» **AIM**:
Swap "solar-bar" for "solar-column" in the lines from the first one through the one containing "- wind-x-tick: 00: [413, 229, 423, 239]", and write those lines out again with nothing else changed.

= = = = = = =

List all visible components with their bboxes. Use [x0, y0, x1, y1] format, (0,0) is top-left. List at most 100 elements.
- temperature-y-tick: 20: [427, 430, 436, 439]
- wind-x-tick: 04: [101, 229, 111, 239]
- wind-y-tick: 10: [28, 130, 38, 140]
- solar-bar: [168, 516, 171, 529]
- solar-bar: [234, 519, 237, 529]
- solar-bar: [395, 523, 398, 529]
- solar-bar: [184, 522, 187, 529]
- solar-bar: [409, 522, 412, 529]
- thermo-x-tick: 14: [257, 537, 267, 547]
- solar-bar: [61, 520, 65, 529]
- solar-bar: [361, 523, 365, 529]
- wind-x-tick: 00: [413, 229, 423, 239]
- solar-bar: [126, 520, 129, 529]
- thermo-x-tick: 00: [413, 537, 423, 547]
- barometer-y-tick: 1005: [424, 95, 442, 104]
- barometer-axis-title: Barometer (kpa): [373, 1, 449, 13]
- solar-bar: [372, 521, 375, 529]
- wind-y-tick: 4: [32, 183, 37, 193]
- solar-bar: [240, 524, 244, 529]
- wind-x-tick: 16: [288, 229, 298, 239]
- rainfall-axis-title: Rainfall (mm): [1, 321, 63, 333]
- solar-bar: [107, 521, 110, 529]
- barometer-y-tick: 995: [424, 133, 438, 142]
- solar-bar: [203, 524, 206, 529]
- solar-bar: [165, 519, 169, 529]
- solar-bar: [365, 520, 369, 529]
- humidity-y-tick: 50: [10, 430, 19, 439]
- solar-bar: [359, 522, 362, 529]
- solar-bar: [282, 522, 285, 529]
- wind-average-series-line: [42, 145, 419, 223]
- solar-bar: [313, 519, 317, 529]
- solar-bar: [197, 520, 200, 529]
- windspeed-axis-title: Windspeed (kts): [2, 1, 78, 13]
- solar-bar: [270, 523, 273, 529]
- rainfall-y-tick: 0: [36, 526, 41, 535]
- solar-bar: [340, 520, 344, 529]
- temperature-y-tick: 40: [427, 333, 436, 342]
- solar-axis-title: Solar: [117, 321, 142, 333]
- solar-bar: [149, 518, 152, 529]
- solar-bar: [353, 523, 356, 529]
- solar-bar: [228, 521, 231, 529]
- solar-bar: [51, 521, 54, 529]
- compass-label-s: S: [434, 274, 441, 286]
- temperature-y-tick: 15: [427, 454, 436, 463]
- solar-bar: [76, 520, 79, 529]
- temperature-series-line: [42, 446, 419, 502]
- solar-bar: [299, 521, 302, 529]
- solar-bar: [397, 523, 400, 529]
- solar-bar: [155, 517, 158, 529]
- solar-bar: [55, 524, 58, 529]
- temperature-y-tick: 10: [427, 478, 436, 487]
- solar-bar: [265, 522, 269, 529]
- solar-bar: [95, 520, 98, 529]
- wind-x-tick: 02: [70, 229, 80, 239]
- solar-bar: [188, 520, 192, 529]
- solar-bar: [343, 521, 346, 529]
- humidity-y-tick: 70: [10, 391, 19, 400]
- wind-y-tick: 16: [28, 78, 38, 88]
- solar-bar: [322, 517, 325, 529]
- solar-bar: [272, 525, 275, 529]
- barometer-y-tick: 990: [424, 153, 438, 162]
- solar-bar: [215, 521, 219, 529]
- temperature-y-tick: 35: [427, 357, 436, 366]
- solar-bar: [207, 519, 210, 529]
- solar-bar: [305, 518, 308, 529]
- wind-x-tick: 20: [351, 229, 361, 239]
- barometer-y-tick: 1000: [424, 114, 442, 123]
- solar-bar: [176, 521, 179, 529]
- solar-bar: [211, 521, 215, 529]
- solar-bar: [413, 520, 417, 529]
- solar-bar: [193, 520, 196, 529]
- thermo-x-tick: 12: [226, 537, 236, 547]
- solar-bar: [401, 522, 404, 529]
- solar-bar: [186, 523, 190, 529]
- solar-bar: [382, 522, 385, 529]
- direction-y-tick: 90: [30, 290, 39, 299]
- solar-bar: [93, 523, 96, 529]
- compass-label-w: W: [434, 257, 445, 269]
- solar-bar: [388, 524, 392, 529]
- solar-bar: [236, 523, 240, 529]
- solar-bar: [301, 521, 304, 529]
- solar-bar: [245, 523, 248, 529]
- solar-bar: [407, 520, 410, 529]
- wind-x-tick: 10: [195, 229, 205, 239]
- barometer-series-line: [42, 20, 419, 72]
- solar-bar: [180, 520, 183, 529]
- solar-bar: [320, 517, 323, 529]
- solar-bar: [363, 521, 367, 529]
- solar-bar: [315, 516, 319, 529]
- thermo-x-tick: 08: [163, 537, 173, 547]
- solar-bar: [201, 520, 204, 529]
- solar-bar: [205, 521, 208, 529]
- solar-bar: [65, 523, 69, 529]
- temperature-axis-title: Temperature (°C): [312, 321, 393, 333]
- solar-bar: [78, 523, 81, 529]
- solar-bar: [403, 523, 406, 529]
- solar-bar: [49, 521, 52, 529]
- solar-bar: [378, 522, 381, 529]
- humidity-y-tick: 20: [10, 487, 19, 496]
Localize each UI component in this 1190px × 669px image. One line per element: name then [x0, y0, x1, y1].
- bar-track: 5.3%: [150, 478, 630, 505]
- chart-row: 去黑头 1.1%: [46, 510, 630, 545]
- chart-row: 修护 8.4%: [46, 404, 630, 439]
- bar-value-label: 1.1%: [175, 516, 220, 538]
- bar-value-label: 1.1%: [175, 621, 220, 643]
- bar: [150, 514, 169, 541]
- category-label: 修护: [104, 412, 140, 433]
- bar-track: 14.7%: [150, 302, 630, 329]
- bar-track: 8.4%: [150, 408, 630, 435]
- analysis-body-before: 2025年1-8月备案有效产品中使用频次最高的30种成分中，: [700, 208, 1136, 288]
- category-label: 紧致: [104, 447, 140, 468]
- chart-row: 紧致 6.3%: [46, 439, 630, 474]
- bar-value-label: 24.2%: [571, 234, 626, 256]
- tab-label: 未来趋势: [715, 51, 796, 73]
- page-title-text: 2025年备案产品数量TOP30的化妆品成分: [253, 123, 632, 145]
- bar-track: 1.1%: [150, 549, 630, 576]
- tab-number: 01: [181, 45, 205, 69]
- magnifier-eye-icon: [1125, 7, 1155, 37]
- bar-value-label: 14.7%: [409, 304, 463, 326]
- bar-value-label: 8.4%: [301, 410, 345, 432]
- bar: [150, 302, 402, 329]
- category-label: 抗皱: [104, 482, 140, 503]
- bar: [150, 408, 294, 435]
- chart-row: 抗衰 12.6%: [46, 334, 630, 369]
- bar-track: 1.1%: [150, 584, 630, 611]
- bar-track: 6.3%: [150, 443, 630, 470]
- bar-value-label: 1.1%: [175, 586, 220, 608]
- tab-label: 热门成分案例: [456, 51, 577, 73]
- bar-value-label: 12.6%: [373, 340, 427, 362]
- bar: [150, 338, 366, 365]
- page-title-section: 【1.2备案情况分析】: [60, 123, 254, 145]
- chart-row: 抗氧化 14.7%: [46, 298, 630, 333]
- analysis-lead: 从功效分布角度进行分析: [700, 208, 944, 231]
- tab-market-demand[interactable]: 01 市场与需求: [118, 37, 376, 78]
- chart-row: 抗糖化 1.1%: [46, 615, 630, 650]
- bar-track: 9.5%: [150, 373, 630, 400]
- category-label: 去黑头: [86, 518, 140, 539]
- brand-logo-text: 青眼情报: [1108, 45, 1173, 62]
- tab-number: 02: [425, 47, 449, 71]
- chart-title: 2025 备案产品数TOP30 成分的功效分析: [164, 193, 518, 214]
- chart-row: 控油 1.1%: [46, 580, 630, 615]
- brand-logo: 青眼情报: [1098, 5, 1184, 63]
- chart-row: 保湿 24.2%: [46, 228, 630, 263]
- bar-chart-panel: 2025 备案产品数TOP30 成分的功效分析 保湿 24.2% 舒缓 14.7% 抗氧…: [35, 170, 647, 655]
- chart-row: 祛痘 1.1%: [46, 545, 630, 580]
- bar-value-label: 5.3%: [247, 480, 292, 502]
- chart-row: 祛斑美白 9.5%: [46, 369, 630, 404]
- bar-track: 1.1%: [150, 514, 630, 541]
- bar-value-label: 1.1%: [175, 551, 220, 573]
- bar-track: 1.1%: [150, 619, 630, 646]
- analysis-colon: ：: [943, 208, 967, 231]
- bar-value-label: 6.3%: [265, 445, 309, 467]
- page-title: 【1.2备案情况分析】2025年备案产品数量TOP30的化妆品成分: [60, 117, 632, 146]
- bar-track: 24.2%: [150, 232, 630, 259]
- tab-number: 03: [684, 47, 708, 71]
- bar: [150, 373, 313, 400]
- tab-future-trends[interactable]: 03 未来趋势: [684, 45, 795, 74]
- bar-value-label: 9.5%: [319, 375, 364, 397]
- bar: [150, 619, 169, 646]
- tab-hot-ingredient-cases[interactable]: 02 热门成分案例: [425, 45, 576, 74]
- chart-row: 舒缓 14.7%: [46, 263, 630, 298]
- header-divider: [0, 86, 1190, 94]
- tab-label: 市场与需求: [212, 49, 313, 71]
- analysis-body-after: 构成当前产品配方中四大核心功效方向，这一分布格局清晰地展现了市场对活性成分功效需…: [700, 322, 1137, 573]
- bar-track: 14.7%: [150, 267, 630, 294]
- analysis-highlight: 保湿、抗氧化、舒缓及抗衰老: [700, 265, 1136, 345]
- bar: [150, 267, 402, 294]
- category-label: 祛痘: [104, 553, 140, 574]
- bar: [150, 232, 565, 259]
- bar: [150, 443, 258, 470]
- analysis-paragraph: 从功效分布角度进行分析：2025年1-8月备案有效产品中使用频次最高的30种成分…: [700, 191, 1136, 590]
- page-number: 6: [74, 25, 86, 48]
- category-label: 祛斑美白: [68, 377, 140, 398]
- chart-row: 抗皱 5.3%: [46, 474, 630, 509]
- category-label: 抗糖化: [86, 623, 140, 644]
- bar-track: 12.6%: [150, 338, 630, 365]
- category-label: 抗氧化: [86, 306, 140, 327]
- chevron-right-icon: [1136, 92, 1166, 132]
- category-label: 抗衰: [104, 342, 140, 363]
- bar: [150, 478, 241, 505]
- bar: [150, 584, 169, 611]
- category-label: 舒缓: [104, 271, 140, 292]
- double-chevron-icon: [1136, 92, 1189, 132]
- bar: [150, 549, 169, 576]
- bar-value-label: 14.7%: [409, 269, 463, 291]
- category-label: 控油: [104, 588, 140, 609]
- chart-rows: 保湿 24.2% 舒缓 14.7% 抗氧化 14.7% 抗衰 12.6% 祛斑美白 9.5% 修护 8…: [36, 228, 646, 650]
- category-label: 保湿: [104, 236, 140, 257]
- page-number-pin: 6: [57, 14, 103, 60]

= = = = = = =

» **COMPLETE RESPONSE**:
List all visible components with their bboxes. Use [x0, y0, x1, y1] format, (0,0) is top-left. List at most 100 elements.
- temperature-y-tick: 20: [427, 430, 436, 439]
- wind-x-tick: 04: [101, 229, 111, 239]
- wind-y-tick: 10: [28, 130, 38, 140]
- solar-column: [168, 516, 171, 529]
- solar-column: [234, 519, 237, 529]
- solar-column: [395, 523, 398, 529]
- solar-column: [184, 522, 187, 529]
- solar-column: [409, 522, 412, 529]
- thermo-x-tick: 14: [257, 537, 267, 547]
- solar-column: [61, 520, 65, 529]
- solar-column: [361, 523, 365, 529]
- wind-x-tick: 00: [413, 229, 423, 239]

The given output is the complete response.